◆ **PROBLEM STATEMENT**:
In the listing below, pick out lines with "cómo".

[START DATA RECORDS]

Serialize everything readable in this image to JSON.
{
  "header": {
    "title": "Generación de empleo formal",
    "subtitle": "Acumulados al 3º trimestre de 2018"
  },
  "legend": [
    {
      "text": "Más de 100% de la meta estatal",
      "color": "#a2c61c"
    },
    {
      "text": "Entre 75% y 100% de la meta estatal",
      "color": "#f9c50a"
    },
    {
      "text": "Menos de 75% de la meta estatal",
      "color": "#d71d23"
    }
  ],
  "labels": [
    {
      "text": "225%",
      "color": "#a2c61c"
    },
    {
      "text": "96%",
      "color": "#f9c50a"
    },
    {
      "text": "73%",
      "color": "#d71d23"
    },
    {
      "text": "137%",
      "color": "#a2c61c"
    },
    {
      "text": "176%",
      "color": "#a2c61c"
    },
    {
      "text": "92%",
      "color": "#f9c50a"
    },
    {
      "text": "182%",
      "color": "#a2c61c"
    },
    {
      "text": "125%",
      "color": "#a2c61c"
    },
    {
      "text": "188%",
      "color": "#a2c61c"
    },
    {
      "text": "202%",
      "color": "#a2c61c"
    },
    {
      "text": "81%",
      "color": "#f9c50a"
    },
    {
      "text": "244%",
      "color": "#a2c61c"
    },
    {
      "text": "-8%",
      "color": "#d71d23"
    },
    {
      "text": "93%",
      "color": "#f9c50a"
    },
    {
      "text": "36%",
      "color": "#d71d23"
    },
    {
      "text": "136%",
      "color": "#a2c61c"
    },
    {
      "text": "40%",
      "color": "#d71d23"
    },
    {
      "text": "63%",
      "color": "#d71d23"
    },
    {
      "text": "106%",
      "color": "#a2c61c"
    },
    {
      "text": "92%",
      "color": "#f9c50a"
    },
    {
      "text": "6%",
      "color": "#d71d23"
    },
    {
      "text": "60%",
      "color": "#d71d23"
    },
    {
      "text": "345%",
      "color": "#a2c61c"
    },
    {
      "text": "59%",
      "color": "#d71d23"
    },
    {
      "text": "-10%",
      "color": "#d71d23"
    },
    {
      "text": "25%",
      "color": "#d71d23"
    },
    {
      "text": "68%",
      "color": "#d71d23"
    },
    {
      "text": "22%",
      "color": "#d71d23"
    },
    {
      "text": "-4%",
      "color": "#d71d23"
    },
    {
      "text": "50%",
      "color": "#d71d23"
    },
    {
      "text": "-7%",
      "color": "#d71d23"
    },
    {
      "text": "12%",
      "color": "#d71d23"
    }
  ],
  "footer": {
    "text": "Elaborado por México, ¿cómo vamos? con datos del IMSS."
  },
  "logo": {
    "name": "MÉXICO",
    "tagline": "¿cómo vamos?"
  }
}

[END DATA RECORDS]

◆ **SOLUTION TO THIS EXERCISE**:
    "text": "Elaborado por México, ¿cómo vamos? con datos del IMSS."
    "tagline": "¿cómo vamos?"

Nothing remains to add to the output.